[Saved entries]
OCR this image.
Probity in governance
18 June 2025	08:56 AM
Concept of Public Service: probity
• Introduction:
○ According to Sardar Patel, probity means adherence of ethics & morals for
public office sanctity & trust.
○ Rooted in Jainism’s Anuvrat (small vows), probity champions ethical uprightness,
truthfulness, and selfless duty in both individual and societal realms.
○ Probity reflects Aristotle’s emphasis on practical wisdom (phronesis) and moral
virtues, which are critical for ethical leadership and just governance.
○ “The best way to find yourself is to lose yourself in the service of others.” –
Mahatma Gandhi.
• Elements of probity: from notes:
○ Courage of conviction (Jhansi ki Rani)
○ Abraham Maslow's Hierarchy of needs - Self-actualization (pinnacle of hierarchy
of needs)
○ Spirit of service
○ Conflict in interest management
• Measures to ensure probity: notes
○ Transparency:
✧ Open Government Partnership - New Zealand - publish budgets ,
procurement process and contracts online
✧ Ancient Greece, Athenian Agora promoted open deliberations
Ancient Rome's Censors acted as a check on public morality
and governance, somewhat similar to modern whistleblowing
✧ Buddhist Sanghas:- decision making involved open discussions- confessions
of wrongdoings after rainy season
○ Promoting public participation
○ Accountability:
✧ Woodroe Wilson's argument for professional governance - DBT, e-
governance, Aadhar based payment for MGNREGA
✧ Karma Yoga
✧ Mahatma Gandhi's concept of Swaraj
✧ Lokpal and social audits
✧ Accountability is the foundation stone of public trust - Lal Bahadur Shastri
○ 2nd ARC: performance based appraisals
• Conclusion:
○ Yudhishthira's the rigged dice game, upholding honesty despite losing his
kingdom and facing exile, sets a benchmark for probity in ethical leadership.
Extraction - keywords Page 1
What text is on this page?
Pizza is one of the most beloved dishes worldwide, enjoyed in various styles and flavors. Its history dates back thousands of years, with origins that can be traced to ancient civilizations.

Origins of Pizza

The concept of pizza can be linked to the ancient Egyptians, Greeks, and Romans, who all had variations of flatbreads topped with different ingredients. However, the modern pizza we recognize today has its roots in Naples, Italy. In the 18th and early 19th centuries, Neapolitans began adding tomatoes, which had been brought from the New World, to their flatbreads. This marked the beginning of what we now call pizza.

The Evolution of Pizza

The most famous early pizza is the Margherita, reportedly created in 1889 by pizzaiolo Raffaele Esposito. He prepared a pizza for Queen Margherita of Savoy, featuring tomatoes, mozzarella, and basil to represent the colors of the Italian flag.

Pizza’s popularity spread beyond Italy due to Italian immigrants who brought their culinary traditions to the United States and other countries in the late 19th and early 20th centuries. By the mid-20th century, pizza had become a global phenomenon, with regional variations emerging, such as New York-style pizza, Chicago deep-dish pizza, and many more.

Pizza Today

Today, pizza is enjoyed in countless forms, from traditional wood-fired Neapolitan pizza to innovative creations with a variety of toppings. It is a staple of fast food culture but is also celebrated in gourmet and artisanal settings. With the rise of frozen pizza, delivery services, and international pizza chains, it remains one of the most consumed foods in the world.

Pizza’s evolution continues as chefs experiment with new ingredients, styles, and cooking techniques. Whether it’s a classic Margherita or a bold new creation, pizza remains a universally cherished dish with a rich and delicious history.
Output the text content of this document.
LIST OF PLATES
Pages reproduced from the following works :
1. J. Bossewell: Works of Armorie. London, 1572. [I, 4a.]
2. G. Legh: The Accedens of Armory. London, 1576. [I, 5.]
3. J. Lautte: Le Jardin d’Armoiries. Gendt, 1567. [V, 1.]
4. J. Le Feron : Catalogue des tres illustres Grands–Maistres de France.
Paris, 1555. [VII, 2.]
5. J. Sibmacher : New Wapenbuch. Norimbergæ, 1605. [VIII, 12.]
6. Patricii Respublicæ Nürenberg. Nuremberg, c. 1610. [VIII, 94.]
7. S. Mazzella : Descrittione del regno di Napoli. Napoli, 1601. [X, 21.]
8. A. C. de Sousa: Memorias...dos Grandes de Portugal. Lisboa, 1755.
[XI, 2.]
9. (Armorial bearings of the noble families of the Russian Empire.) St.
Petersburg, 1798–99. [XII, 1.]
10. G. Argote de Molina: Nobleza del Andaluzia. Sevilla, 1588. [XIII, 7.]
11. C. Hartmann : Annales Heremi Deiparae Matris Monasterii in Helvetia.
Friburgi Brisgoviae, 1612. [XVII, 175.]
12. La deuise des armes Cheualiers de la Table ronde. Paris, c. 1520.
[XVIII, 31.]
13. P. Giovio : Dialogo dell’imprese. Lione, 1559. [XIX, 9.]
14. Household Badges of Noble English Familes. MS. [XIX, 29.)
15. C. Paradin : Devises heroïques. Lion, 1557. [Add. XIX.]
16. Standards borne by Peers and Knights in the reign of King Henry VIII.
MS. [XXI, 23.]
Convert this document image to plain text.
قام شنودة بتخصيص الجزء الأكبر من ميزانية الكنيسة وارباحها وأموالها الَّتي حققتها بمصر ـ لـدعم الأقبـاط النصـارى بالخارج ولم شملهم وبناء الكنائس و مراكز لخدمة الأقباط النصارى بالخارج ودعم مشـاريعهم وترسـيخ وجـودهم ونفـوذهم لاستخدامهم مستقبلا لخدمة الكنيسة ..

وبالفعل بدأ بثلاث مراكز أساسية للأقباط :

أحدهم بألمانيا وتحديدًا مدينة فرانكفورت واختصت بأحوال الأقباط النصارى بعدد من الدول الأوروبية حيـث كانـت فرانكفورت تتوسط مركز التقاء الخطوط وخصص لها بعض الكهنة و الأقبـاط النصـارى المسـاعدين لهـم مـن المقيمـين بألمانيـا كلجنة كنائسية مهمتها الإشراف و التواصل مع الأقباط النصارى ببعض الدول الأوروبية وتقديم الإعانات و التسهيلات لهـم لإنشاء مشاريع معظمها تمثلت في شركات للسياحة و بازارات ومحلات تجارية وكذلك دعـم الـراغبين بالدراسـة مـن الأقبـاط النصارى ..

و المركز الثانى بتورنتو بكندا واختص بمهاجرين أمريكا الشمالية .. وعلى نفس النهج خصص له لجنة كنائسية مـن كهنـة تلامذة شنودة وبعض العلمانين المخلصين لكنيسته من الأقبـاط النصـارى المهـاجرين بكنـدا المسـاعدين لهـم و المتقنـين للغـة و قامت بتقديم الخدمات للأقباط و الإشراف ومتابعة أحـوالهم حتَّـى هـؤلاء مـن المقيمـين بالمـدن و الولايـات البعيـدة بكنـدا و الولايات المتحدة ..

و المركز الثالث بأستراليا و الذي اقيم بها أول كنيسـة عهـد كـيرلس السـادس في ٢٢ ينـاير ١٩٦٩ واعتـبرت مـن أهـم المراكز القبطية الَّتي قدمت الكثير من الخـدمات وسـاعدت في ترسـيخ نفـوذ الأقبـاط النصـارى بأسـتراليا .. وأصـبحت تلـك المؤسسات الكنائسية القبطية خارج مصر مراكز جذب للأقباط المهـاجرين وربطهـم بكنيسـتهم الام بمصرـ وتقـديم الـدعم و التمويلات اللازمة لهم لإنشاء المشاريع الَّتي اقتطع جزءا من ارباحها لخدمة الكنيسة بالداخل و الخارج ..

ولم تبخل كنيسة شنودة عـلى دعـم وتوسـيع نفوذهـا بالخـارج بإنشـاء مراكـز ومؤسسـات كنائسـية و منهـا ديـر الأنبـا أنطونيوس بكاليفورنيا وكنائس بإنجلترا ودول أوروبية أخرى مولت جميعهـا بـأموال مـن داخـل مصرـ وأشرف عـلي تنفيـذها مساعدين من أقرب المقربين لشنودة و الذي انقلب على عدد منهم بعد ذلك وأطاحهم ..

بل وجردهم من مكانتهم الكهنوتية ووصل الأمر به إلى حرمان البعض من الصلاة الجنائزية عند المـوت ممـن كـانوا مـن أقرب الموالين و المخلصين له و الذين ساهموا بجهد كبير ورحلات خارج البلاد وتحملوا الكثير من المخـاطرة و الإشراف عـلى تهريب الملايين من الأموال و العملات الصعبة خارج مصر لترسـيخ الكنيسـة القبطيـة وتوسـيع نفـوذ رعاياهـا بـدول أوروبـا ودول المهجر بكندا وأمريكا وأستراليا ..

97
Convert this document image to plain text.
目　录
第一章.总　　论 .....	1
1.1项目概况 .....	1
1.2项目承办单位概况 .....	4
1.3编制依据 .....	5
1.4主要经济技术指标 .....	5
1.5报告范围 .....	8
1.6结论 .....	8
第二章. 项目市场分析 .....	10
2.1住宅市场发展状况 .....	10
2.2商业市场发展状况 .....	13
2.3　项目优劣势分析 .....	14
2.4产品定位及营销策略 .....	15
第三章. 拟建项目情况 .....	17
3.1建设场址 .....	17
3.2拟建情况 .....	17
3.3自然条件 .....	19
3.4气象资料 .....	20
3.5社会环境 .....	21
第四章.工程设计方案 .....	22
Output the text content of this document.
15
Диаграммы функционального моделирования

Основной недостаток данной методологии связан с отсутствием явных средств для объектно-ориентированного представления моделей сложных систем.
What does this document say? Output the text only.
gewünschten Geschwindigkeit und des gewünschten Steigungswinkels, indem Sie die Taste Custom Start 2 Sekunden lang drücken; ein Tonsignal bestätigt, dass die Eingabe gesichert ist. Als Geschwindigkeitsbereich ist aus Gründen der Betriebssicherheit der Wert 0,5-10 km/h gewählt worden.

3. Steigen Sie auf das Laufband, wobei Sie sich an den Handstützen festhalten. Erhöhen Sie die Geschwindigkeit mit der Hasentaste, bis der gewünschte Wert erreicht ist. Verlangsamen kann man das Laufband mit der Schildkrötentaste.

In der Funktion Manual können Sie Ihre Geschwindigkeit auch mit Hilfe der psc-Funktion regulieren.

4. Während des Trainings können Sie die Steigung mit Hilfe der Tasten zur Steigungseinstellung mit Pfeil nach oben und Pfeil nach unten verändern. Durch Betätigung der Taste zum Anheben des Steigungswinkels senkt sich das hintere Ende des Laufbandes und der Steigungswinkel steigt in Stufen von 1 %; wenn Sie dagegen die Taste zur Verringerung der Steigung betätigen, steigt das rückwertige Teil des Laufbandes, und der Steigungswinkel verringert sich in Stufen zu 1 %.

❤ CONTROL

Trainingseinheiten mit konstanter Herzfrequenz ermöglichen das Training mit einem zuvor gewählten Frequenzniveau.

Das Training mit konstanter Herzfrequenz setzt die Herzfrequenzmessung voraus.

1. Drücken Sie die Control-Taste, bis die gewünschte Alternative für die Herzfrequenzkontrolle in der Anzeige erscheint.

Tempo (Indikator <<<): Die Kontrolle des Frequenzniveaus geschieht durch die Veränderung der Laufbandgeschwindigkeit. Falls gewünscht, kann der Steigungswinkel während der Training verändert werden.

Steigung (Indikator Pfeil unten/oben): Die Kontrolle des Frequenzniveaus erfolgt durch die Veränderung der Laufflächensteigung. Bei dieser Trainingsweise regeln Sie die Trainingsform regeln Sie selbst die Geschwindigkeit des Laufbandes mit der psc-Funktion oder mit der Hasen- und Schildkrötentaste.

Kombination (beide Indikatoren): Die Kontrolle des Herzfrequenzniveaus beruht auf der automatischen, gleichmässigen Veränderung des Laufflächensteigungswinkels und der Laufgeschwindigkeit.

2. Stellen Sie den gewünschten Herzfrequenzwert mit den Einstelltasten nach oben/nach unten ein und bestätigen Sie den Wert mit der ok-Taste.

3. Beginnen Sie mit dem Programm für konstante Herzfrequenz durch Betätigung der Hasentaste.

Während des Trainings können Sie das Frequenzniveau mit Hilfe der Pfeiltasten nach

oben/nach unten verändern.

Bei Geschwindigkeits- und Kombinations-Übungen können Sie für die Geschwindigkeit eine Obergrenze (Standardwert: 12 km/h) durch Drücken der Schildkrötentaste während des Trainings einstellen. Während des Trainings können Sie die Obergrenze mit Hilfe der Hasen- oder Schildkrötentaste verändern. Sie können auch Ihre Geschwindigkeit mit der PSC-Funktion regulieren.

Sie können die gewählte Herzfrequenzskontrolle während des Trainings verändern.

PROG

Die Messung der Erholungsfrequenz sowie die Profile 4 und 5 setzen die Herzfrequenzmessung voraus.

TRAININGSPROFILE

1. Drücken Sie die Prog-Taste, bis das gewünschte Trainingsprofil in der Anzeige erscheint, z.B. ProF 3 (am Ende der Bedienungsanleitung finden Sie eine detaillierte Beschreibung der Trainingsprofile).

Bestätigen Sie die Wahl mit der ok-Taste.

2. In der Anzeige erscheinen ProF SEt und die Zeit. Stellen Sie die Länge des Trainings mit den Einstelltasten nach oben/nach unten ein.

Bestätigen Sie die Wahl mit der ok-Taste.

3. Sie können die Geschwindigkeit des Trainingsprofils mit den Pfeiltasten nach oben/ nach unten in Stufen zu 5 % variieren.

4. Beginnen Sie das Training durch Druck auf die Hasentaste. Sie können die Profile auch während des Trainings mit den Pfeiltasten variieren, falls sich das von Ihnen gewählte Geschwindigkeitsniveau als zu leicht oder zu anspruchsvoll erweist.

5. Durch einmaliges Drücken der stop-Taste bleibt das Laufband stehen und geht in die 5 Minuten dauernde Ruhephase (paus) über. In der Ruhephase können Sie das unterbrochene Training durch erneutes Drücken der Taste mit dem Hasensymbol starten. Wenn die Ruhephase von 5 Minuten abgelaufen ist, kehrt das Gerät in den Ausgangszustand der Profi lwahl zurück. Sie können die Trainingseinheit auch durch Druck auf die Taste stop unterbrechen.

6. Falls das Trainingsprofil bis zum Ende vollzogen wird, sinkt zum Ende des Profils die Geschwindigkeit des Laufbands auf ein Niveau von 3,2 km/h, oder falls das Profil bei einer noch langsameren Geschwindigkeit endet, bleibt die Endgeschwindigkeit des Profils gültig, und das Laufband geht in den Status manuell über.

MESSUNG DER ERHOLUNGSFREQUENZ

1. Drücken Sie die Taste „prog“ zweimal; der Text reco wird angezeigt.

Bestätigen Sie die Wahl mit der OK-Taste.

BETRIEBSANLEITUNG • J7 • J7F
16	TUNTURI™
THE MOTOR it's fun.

### INSTRUCTIONS FOR THE TASK
Return each line of the data that contains the string "remains".

### RESULT OF THE EXERCISE
Today, pizza is enjoyed in countless forms, from traditional wood-fired Neapolitan pizza to innovative creations with a variety of toppings. It is a staple of fast food culture but is also celebrated in gourmet and artisanal settings. With the rise of frozen pizza, delivery services, and international pizza chains, it remains one of the most consumed foods in the world.
Pizza’s evolution continues as chefs experiment with new ingredients, styles, and cooking techniques. Whether it’s a classic Margherita or a bold new creation, pizza remains a universally cherished dish with a rich and delicious history.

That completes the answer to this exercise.